● **TASK REQUIREMENTS**:
Copy each line in the data that includes the word "反应的化学方程式为".

[Start of MATERIAL]

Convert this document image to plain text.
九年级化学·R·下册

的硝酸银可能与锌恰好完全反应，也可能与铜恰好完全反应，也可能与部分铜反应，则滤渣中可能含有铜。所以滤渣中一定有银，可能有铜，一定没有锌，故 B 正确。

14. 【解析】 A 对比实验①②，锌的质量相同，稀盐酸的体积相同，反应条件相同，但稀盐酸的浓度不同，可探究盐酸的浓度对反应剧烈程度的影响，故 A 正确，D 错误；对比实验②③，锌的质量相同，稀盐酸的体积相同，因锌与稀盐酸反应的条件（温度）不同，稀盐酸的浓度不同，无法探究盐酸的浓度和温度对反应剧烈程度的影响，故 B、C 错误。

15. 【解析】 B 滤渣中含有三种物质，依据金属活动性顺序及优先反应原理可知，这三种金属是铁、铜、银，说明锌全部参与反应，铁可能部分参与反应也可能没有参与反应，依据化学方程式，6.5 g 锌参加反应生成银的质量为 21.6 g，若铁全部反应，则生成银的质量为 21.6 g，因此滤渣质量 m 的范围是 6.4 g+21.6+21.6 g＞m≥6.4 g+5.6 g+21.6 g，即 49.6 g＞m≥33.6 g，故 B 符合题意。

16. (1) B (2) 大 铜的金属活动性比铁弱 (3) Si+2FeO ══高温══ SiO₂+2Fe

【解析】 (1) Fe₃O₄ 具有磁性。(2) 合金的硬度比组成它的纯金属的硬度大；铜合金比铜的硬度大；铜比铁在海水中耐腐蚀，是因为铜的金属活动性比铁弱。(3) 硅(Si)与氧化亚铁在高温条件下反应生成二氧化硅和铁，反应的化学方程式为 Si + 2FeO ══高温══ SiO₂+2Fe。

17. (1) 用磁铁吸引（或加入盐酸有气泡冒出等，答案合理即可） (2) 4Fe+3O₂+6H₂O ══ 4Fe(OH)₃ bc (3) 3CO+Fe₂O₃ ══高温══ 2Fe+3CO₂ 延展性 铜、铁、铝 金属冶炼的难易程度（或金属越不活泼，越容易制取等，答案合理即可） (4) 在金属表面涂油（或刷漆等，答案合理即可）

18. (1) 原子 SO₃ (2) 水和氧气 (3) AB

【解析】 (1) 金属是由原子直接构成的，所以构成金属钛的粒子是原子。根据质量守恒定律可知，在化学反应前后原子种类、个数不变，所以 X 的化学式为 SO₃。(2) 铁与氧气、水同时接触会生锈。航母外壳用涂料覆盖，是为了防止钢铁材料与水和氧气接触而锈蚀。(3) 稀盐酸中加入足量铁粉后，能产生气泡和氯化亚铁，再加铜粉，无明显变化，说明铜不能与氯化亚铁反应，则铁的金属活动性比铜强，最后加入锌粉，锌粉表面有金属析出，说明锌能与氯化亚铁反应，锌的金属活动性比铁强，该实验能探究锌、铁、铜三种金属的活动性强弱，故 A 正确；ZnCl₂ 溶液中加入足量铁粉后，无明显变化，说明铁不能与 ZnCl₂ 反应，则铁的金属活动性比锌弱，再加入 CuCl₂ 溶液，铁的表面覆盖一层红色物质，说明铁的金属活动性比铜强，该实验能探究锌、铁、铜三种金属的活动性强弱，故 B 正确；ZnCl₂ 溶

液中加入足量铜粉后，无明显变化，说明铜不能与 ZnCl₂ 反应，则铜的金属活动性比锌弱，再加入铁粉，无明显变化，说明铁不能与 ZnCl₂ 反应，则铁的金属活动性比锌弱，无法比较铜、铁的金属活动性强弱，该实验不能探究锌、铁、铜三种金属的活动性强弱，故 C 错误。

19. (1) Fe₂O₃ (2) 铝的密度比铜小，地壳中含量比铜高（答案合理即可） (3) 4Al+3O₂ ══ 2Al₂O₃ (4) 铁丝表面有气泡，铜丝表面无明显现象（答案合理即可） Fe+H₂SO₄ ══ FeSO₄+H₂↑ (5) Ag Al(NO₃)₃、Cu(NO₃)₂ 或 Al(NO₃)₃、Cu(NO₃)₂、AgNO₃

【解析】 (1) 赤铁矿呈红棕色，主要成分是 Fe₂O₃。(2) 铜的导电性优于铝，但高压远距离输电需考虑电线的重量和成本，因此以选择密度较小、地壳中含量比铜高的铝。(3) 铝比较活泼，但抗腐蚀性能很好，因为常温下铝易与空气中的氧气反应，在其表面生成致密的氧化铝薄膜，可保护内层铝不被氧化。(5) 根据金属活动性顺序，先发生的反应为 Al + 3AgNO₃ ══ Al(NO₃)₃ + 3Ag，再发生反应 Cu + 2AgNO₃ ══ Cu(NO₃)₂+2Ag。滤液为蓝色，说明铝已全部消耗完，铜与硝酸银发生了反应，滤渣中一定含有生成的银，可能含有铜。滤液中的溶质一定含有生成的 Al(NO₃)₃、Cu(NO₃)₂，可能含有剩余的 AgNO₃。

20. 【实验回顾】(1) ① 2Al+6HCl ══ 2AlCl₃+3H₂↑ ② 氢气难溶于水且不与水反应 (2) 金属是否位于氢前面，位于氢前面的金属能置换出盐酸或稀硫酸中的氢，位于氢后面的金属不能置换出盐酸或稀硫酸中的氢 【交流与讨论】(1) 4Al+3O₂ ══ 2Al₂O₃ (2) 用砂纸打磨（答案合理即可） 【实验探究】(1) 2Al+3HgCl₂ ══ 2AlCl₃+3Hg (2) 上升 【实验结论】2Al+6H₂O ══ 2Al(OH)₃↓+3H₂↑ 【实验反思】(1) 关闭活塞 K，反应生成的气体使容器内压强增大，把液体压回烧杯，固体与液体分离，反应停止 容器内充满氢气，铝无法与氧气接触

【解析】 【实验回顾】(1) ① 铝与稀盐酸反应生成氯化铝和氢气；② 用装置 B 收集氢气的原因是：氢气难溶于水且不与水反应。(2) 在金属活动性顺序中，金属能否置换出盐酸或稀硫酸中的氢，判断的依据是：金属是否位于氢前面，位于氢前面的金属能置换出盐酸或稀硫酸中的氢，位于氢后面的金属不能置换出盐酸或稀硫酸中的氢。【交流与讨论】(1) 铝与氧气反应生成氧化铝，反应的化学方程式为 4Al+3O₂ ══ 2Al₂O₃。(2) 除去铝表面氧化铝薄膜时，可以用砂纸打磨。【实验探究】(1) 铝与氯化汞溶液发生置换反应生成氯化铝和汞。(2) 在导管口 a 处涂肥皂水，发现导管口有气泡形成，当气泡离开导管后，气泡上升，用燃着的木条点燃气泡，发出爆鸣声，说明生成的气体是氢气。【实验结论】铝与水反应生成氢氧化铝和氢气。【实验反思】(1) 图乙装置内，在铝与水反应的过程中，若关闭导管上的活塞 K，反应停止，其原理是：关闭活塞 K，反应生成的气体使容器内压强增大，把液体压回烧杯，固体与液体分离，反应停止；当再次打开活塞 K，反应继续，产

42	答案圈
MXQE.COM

[End of MATERIAL]

● **WRITTEN RESPONSE**:
【解析】 (1) Fe₃O₄ 具有磁性。(2) 合金的硬度比组成它的纯金属的硬度大；铜合金比铜的硬度大；铜比铁在海水中耐腐蚀，是因为铜的金属活动性比铁弱。(3) 硅(Si)与氧化亚铁在高温条件下反应生成二氧化硅和铁，反应的化学方程式为 Si + 2FeO ══高温══ SiO₂+2Fe。
【解析】 【实验回顾】(1) ① 铝与稀盐酸反应生成氯化铝和氢气；② 用装置 B 收集氢气的原因是：氢气难溶于水且不与水反应。(2) 在金属活动性顺序中，金属能否置换出盐酸或稀硫酸中的氢，判断的依据是：金属是否位于氢前面，位于氢前面的金属能置换出盐酸或稀硫酸中的氢，位于氢后面的金属不能置换出盐酸或稀硫酸中的氢。【交流与讨论】(1) 铝与氧气反应生成氧化铝，反应的化学方程式为 4Al+3O₂ ══ 2Al₂O₃。(2) 除去铝表面氧化铝薄膜时，可以用砂纸打磨。【实验探究】(1) 铝与氯化汞溶液发生置换反应生成氯化铝和汞。(2) 在导管口 a 处涂肥皂水，发现导管口有气泡形成，当气泡离开导管后，气泡上升，用燃着的木条点燃气泡，发出爆鸣声，说明生成的气体是氢气。【实验结论】铝与水反应生成氢氧化铝和氢气。【实验反思】(1) 图乙装置内，在铝与水反应的过程中，若关闭导管上的活塞 K，反应停止，其原理是：关闭活塞 K，反应生成的气体使容器内压强增大，把液体压回烧杯，固体与液体分离，反应停止；当再次打开活塞 K，反应继续，产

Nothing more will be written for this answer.